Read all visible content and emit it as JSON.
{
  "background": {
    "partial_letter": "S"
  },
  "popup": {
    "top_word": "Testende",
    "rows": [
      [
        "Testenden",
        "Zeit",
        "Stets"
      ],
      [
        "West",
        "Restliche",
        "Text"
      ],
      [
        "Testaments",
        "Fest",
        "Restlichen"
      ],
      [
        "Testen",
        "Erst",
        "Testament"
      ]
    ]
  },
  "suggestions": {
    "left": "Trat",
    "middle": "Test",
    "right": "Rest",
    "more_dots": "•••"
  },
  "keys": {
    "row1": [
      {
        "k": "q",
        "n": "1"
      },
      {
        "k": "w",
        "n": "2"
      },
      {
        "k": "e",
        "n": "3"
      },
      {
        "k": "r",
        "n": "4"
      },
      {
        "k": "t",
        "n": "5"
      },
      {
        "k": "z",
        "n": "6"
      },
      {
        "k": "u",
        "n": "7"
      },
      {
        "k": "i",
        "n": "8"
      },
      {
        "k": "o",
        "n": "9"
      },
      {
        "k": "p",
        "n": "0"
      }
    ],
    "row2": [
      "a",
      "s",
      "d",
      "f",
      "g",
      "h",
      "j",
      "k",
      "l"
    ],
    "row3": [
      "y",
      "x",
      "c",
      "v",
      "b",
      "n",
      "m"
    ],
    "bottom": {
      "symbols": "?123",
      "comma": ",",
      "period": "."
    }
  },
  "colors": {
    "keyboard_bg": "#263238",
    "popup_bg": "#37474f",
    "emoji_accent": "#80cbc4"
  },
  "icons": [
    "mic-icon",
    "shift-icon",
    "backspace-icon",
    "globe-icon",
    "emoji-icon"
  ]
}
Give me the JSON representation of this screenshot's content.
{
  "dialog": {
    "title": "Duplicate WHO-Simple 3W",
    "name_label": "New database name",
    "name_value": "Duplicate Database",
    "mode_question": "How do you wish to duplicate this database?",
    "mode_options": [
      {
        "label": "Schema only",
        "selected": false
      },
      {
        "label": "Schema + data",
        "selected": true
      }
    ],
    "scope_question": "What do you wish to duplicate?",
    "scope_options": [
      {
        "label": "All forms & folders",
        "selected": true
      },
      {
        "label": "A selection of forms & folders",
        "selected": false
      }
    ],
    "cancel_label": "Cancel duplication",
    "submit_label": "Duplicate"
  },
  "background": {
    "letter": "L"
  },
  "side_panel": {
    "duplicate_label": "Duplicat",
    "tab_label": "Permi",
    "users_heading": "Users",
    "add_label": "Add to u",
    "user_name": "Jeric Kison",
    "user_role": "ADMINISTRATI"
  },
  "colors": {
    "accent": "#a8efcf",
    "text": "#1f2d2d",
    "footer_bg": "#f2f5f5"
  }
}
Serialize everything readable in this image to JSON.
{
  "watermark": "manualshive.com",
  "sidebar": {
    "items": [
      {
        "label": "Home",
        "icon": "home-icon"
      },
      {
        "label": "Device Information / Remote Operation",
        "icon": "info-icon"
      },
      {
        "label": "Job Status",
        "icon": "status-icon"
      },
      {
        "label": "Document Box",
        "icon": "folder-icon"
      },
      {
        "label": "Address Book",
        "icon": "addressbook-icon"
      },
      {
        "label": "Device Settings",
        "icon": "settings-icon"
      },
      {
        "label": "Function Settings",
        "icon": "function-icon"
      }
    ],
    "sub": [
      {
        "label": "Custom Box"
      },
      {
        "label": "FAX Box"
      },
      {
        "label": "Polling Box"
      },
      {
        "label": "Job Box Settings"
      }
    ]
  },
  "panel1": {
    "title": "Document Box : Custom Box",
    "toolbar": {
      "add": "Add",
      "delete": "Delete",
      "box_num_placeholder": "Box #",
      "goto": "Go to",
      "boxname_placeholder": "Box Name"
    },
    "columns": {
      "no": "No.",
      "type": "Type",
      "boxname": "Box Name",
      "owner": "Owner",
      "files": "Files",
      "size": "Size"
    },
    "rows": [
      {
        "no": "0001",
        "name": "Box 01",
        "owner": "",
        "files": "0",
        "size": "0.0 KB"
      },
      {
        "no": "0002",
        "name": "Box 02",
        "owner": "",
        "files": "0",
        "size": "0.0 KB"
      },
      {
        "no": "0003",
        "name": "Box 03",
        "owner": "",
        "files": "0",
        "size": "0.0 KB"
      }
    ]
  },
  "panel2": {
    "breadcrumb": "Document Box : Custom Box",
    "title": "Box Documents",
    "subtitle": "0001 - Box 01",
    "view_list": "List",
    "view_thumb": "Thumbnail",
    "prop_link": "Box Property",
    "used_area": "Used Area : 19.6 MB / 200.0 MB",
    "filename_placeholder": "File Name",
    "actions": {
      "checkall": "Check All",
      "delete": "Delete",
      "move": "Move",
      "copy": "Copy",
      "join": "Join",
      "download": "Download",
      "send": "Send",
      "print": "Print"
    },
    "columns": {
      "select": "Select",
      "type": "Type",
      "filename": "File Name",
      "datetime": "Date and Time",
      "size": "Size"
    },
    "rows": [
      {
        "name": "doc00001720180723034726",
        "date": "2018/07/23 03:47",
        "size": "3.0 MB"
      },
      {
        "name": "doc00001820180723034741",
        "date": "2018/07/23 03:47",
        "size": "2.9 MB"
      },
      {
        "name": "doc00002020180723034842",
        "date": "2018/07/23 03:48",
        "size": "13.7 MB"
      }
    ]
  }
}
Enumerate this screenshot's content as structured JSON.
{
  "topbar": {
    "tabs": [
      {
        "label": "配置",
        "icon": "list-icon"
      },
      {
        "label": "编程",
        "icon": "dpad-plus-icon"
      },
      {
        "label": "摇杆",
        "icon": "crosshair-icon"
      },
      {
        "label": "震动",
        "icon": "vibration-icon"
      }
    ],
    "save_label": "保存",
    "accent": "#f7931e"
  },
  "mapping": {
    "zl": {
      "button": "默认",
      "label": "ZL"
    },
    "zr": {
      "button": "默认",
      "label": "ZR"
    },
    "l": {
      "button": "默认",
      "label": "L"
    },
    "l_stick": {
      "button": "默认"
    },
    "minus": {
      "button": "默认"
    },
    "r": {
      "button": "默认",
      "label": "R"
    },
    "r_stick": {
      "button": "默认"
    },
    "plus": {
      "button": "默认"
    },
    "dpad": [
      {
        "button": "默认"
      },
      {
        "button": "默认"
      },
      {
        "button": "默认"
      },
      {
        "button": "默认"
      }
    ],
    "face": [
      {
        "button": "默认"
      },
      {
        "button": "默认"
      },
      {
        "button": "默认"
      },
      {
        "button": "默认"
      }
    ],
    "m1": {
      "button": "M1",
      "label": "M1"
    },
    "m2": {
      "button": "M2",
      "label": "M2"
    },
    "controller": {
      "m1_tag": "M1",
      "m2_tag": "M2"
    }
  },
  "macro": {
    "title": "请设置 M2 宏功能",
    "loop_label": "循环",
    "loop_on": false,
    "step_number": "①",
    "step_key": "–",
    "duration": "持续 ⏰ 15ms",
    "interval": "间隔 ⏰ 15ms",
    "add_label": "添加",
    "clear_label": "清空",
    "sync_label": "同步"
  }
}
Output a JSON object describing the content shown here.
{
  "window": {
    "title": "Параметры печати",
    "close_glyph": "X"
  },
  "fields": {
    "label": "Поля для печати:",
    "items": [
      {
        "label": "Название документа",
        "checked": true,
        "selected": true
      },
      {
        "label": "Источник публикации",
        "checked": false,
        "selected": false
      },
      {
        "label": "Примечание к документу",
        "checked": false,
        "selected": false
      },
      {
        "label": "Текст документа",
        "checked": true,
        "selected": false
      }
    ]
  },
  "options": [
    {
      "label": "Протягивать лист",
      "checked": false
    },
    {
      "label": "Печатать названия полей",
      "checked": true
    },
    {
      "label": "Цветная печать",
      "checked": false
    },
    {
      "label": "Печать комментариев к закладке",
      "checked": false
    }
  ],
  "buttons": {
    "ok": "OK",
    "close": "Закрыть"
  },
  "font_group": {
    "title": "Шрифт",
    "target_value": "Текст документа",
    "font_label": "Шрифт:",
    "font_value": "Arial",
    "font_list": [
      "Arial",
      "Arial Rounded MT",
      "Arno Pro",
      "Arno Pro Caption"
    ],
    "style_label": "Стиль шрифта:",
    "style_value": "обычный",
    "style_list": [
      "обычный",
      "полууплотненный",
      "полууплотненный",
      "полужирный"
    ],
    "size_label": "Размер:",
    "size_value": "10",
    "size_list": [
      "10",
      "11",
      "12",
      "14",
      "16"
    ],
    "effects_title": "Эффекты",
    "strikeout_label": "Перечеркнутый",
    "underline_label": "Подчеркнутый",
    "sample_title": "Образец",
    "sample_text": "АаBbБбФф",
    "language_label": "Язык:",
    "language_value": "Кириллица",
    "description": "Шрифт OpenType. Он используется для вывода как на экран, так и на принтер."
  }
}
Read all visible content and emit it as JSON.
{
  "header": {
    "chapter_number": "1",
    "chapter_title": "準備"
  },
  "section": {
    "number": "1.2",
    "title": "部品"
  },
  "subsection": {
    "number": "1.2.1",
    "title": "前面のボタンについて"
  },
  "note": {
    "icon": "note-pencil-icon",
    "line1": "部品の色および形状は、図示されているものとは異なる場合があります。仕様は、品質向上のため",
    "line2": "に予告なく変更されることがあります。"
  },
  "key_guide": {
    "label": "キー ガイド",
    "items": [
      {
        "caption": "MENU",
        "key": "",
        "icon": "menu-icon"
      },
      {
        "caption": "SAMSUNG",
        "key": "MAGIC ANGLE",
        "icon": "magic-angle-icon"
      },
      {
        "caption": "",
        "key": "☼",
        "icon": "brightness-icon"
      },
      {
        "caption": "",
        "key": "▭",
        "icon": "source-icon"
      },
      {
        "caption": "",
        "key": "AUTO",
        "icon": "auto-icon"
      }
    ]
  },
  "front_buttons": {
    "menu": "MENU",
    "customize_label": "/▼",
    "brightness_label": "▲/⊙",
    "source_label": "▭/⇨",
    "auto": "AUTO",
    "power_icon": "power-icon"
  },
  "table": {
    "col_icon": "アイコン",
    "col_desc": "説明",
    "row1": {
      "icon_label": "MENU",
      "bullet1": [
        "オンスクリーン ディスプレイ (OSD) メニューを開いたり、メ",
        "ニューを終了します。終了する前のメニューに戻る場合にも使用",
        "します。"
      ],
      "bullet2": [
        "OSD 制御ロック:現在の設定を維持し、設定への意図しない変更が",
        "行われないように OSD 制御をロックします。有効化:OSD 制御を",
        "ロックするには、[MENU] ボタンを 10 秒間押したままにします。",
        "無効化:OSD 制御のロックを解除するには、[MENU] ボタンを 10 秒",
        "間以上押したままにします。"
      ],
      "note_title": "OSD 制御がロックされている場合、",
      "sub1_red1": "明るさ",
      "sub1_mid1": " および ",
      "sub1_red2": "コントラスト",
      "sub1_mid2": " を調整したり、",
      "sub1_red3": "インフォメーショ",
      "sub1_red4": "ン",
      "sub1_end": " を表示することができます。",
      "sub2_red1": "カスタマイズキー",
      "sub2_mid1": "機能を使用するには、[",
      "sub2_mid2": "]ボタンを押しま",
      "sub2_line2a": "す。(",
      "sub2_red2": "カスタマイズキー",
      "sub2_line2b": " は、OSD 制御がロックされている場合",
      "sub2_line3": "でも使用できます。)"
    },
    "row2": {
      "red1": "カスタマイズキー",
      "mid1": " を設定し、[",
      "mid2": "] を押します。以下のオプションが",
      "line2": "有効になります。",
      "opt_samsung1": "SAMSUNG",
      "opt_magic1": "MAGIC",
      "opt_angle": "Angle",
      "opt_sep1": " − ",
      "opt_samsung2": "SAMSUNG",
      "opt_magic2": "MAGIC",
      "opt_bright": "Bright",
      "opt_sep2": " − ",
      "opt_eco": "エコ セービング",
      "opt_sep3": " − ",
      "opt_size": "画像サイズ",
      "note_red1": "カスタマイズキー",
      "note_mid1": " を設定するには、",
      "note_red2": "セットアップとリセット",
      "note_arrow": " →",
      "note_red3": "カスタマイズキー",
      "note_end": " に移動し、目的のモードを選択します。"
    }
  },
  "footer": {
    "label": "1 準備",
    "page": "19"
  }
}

════════════════════

Show all lines above holding "制御がロックされている場合".

      "note_title": "OSD 制御がロックされている場合、",
      "sub2_line2b": " は、OSD 制御がロックされている場合",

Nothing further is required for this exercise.